From the entries that follow, gather each line holding the word "бастамашылық".

** START RECORD EXCERPTS **

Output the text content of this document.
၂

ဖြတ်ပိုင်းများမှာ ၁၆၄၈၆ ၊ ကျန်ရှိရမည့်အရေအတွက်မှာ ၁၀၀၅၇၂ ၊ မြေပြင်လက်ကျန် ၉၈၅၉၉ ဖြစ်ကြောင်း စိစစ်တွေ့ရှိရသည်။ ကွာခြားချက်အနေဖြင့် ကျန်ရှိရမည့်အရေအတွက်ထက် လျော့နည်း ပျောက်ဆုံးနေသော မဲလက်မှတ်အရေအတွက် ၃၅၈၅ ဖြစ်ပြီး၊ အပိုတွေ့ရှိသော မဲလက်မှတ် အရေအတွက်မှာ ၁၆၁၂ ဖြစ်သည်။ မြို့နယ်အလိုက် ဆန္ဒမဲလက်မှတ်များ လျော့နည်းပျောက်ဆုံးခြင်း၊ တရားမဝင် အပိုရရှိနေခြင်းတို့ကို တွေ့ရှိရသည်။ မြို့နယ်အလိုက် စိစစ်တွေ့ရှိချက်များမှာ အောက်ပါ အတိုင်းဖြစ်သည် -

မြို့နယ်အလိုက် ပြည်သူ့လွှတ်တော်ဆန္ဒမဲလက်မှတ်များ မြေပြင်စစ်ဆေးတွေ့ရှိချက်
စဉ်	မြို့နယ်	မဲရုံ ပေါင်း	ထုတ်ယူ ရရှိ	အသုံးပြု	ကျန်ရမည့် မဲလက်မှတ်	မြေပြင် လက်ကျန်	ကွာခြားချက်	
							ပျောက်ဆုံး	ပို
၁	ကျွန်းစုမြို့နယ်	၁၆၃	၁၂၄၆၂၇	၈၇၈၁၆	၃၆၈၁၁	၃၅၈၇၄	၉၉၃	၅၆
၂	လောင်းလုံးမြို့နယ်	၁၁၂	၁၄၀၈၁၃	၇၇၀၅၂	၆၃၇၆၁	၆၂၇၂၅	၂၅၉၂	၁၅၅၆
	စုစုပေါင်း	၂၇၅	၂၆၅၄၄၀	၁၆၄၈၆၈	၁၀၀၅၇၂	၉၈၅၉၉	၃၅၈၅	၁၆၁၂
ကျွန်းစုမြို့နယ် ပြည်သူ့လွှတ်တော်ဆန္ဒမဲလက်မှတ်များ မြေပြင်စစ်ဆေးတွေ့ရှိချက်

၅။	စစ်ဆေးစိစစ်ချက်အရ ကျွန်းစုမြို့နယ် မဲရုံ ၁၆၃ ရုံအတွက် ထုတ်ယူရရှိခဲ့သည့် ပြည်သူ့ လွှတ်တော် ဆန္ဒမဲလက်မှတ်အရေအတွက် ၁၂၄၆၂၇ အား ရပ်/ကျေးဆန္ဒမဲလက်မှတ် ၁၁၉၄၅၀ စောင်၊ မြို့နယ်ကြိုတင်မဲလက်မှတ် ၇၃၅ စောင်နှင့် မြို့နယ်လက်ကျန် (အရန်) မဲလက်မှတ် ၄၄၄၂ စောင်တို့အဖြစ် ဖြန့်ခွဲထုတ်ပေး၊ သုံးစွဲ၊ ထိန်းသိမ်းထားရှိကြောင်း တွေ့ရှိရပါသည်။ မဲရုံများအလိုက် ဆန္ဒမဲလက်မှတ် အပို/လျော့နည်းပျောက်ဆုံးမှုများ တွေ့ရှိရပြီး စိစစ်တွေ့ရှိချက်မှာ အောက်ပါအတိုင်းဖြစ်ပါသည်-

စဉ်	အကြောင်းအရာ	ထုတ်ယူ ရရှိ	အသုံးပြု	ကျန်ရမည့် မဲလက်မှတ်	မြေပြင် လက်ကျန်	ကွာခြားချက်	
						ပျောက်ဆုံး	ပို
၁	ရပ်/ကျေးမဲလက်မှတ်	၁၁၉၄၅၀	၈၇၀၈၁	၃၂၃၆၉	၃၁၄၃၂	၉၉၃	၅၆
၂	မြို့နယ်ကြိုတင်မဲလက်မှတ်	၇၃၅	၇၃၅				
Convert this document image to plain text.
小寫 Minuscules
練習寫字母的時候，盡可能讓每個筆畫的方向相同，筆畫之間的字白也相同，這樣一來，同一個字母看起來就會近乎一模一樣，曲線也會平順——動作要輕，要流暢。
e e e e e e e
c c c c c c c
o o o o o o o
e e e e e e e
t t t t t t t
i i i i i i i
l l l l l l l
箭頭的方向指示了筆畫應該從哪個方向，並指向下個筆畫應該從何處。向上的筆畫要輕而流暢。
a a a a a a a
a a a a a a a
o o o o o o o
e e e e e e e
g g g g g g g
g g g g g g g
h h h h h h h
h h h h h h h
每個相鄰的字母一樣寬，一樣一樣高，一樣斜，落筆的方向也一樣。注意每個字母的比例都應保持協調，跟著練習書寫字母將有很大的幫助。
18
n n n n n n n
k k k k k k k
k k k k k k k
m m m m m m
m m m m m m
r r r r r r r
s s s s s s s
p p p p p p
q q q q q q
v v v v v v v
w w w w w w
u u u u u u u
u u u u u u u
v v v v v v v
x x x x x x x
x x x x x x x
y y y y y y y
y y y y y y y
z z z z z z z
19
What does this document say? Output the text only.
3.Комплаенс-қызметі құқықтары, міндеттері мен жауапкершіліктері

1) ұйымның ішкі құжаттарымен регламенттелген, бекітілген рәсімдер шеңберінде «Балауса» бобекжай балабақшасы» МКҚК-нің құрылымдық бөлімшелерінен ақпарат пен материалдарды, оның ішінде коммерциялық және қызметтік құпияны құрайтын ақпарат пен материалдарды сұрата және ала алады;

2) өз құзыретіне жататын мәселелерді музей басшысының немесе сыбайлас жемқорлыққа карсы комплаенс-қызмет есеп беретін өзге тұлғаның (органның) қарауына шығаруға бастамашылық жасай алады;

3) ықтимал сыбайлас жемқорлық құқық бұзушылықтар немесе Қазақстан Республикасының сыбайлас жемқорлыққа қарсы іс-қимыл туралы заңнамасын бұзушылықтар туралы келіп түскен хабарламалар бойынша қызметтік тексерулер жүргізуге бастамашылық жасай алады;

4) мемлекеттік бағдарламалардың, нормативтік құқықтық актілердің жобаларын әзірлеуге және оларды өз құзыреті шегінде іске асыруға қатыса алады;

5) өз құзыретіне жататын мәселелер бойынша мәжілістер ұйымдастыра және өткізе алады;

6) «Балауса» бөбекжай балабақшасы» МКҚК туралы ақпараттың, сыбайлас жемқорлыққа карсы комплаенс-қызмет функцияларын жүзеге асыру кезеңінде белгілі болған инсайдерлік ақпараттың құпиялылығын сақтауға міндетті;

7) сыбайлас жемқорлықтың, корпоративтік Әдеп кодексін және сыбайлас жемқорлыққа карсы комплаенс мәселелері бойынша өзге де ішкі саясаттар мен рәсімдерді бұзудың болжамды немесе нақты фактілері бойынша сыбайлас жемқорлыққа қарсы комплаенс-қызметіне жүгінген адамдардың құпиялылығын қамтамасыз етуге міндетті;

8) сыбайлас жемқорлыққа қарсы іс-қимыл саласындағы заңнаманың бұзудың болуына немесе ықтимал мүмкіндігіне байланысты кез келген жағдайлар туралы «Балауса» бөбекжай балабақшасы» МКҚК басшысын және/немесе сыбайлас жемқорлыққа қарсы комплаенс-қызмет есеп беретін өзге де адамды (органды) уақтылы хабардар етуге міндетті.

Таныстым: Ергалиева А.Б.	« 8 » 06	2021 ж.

** END RECORD EXCERPTS **

**RIGHT ANSWER**
2) өз құзыретіне жататын мәселелерді музей басшысының немесе сыбайлас жемқорлыққа карсы комплаенс-қызмет есеп беретін өзге тұлғаның (органның) қарауына шығаруға бастамашылық жасай алады;
3) ықтимал сыбайлас жемқорлық құқық бұзушылықтар немесе Қазақстан Республикасының сыбайлас жемқорлыққа қарсы іс-қимыл туралы заңнамасын бұзушылықтар туралы келіп түскен хабарламалар бойынша қызметтік тексерулер жүргізуге бастамашылық жасай алады;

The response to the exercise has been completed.